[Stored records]
#####
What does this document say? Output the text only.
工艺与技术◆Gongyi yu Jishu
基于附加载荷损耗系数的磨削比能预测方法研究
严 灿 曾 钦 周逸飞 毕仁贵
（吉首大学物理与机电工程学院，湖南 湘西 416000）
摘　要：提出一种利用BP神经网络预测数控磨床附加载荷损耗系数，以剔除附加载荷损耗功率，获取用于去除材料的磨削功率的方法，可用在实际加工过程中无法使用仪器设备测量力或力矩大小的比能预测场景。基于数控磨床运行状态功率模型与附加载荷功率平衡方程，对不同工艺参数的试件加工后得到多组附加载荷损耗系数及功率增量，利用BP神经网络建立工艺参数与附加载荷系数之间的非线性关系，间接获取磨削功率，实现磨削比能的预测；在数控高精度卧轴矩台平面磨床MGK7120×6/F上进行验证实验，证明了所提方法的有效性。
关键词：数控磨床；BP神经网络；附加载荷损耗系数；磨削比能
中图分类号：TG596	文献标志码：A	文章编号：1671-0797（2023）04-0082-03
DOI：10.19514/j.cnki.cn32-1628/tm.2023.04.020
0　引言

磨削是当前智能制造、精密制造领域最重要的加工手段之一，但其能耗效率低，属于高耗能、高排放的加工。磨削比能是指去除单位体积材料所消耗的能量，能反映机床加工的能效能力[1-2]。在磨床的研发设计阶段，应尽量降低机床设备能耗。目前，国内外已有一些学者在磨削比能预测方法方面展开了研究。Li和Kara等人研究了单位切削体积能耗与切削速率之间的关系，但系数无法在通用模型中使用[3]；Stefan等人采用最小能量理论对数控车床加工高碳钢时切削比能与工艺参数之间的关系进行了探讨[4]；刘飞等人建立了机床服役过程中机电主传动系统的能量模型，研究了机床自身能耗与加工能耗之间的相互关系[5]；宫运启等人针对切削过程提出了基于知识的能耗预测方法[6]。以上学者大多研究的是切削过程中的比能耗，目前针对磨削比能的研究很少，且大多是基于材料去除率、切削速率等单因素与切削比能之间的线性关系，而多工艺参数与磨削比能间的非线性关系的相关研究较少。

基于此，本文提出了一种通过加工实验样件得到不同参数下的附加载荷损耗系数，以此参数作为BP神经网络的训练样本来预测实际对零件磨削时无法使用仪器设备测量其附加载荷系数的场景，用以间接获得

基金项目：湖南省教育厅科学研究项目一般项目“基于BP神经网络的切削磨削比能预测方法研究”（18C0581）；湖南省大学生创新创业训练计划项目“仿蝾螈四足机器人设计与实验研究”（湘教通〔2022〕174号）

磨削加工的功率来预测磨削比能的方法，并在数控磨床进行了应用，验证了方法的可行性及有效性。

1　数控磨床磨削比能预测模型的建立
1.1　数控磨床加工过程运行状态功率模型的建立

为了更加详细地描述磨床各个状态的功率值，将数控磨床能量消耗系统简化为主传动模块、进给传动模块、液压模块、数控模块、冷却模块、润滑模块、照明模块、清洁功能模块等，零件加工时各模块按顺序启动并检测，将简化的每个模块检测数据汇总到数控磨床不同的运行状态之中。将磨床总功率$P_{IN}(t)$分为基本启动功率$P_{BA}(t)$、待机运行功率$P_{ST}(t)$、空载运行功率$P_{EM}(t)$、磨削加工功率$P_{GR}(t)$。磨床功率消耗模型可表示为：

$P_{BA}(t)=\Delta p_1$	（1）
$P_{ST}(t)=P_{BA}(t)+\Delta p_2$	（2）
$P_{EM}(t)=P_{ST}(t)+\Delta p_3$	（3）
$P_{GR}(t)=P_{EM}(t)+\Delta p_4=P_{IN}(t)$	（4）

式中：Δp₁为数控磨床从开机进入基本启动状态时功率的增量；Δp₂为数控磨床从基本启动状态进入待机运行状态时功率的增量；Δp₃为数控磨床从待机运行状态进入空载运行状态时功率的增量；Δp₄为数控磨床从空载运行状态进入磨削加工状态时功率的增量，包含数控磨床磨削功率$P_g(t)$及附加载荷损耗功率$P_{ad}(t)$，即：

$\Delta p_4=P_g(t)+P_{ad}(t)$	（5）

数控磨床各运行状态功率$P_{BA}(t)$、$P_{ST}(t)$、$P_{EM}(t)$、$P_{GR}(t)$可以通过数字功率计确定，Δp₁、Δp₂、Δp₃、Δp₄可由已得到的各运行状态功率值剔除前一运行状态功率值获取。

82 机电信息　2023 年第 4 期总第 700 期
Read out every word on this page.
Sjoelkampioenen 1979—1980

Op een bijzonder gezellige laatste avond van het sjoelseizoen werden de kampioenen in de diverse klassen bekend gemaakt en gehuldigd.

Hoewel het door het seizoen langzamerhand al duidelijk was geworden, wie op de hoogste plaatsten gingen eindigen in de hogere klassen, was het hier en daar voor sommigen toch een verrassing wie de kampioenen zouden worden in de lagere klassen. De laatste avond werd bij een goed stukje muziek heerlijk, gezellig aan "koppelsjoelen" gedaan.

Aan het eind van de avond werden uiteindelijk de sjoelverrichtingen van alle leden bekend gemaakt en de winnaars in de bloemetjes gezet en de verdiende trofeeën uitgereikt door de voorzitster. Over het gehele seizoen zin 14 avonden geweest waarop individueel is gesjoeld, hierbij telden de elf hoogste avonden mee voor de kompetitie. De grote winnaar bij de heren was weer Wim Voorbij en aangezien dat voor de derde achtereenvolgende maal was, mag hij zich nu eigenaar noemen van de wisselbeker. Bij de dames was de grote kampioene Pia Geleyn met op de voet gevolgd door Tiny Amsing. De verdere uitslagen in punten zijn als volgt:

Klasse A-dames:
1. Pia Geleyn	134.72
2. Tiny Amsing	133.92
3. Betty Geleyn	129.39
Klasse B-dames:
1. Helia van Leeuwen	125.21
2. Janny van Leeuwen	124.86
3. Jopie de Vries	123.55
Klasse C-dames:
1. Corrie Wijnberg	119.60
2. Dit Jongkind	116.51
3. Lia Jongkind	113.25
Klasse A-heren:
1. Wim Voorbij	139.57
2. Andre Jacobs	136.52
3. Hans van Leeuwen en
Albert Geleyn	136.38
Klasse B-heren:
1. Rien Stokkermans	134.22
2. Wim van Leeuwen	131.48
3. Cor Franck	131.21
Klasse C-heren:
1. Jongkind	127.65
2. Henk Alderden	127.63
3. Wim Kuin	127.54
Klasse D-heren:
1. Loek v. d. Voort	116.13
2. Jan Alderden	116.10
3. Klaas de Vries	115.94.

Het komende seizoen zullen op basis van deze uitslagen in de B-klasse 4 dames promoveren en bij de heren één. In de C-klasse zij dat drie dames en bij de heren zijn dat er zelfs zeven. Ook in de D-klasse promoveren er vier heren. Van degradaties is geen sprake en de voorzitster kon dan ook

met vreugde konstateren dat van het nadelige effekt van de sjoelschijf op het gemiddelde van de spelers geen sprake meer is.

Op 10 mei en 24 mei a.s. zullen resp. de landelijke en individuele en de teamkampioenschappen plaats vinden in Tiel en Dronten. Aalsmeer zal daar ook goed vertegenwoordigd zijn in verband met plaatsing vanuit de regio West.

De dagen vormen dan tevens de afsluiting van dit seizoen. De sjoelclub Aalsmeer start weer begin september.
#####
§ **Task prompt**
Repeat all of the entries exactly.

§ **Exercise solution**
What does this document say? Output the text only.
工艺与技术◆Gongyi yu Jishu
基于附加载荷损耗系数的磨削比能预测方法研究
严 灿 曾 钦 周逸飞 毕仁贵
（吉首大学物理与机电工程学院，湖南 湘西 416000）
摘　要：提出一种利用BP神经网络预测数控磨床附加载荷损耗系数，以剔除附加载荷损耗功率，获取用于去除材料的磨削功率的方法，可用在实际加工过程中无法使用仪器设备测量力或力矩大小的比能预测场景。基于数控磨床运行状态功率模型与附加载荷功率平衡方程，对不同工艺参数的试件加工后得到多组附加载荷损耗系数及功率增量，利用BP神经网络建立工艺参数与附加载荷系数之间的非线性关系，间接获取磨削功率，实现磨削比能的预测；在数控高精度卧轴矩台平面磨床MGK7120×6/F上进行验证实验，证明了所提方法的有效性。
关键词：数控磨床；BP神经网络；附加载荷损耗系数；磨削比能
中图分类号：TG596	文献标志码：A	文章编号：1671-0797（2023）04-0082-03
DOI：10.19514/j.cnki.cn32-1628/tm.2023.04.020
0　引言

磨削是当前智能制造、精密制造领域最重要的加工手段之一，但其能耗效率低，属于高耗能、高排放的加工。磨削比能是指去除单位体积材料所消耗的能量，能反映机床加工的能效能力[1-2]。在磨床的研发设计阶段，应尽量降低机床设备能耗。目前，国内外已有一些学者在磨削比能预测方法方面展开了研究。Li和Kara等人研究了单位切削体积能耗与切削速率之间的关系，但系数无法在通用模型中使用[3]；Stefan等人采用最小能量理论对数控车床加工高碳钢时切削比能与工艺参数之间的关系进行了探讨[4]；刘飞等人建立了机床服役过程中机电主传动系统的能量模型，研究了机床自身能耗与加工能耗之间的相互关系[5]；宫运启等人针对切削过程提出了基于知识的能耗预测方法[6]。以上学者大多研究的是切削过程中的比能耗，目前针对磨削比能的研究很少，且大多是基于材料去除率、切削速率等单因素与切削比能之间的线性关系，而多工艺参数与磨削比能间的非线性关系的相关研究较少。

基于此，本文提出了一种通过加工实验样件得到不同参数下的附加载荷损耗系数，以此参数作为BP神经网络的训练样本来预测实际对零件磨削时无法使用仪器设备测量其附加载荷系数的场景，用以间接获得

基金项目：湖南省教育厅科学研究项目一般项目“基于BP神经网络的切削磨削比能预测方法研究”（18C0581）；湖南省大学生创新创业训练计划项目“仿蝾螈四足机器人设计与实验研究”（湘教通〔2022〕174号）

磨削加工的功率来预测磨削比能的方法，并在数控磨床进行了应用，验证了方法的可行性及有效性。

1　数控磨床磨削比能预测模型的建立
1.1　数控磨床加工过程运行状态功率模型的建立

为了更加详细地描述磨床各个状态的功率值，将数控磨床能量消耗系统简化为主传动模块、进给传动模块、液压模块、数控模块、冷却模块、润滑模块、照明模块、清洁功能模块等，零件加工时各模块按顺序启动并检测，将简化的每个模块检测数据汇总到数控磨床不同的运行状态之中。将磨床总功率$P_{IN}(t)$分为基本启动功率$P_{BA}(t)$、待机运行功率$P_{ST}(t)$、空载运行功率$P_{EM}(t)$、磨削加工功率$P_{GR}(t)$。磨床功率消耗模型可表示为：

$P_{BA}(t)=\Delta p_1$	（1）
$P_{ST}(t)=P_{BA}(t)+\Delta p_2$	（2）
$P_{EM}(t)=P_{ST}(t)+\Delta p_3$	（3）
$P_{GR}(t)=P_{EM}(t)+\Delta p_4=P_{IN}(t)$	（4）

式中：Δp₁为数控磨床从开机进入基本启动状态时功率的增量；Δp₂为数控磨床从基本启动状态进入待机运行状态时功率的增量；Δp₃为数控磨床从待机运行状态进入空载运行状态时功率的增量；Δp₄为数控磨床从空载运行状态进入磨削加工状态时功率的增量，包含数控磨床磨削功率$P_g(t)$及附加载荷损耗功率$P_{ad}(t)$，即：

$\Delta p_4=P_g(t)+P_{ad}(t)$	（5）

数控磨床各运行状态功率$P_{BA}(t)$、$P_{ST}(t)$、$P_{EM}(t)$、$P_{GR}(t)$可以通过数字功率计确定，Δp₁、Δp₂、Δp₃、Δp₄可由已得到的各运行状态功率值剔除前一运行状态功率值获取。

82 机电信息　2023 年第 4 期总第 700 期
Read out every word on this page.
Sjoelkampioenen 1979—1980

Op een bijzonder gezellige laatste avond van het sjoelseizoen werden de kampioenen in de diverse klassen bekend gemaakt en gehuldigd.

Hoewel het door het seizoen langzamerhand al duidelijk was geworden, wie op de hoogste plaatsten gingen eindigen in de hogere klassen, was het hier en daar voor sommigen toch een verrassing wie de kampioenen zouden worden in de lagere klassen. De laatste avond werd bij een goed stukje muziek heerlijk, gezellig aan "koppelsjoelen" gedaan.

Aan het eind van de avond werden uiteindelijk de sjoelverrichtingen van alle leden bekend gemaakt en de winnaars in de bloemetjes gezet en de verdiende trofeeën uitgereikt door de voorzitster. Over het gehele seizoen zin 14 avonden geweest waarop individueel is gesjoeld, hierbij telden de elf hoogste avonden mee voor de kompetitie. De grote winnaar bij de heren was weer Wim Voorbij en aangezien dat voor de derde achtereenvolgende maal was, mag hij zich nu eigenaar noemen van de wisselbeker. Bij de dames was de grote kampioene Pia Geleyn met op de voet gevolgd door Tiny Amsing. De verdere uitslagen in punten zijn als volgt:

Klasse A-dames:
1. Pia Geleyn	134.72
2. Tiny Amsing	133.92
3. Betty Geleyn	129.39
Klasse B-dames:
1. Helia van Leeuwen	125.21
2. Janny van Leeuwen	124.86
3. Jopie de Vries	123.55
Klasse C-dames:
1. Corrie Wijnberg	119.60
2. Dit Jongkind	116.51
3. Lia Jongkind	113.25
Klasse A-heren:
1. Wim Voorbij	139.57
2. Andre Jacobs	136.52
3. Hans van Leeuwen en
Albert Geleyn	136.38
Klasse B-heren:
1. Rien Stokkermans	134.22
2. Wim van Leeuwen	131.48
3. Cor Franck	131.21
Klasse C-heren:
1. Jongkind	127.65
2. Henk Alderden	127.63
3. Wim Kuin	127.54
Klasse D-heren:
1. Loek v. d. Voort	116.13
2. Jan Alderden	116.10
3. Klaas de Vries	115.94.

Het komende seizoen zullen op basis van deze uitslagen in de B-klasse 4 dames promoveren en bij de heren één. In de C-klasse zij dat drie dames en bij de heren zijn dat er zelfs zeven. Ook in de D-klasse promoveren er vier heren. Van degradaties is geen sprake en de voorzitster kon dan ook

met vreugde konstateren dat van het nadelige effekt van de sjoelschijf op het gemiddelde van de spelers geen sprake meer is.

Op 10 mei en 24 mei a.s. zullen resp. de landelijke en individuele en de teamkampioenschappen plaats vinden in Tiel en Dronten. Aalsmeer zal daar ook goed vertegenwoordigd zijn in verband met plaatsing vanuit de regio West.

De dagen vormen dan tevens de afsluiting van dit seizoen. De sjoelclub Aalsmeer start weer begin september.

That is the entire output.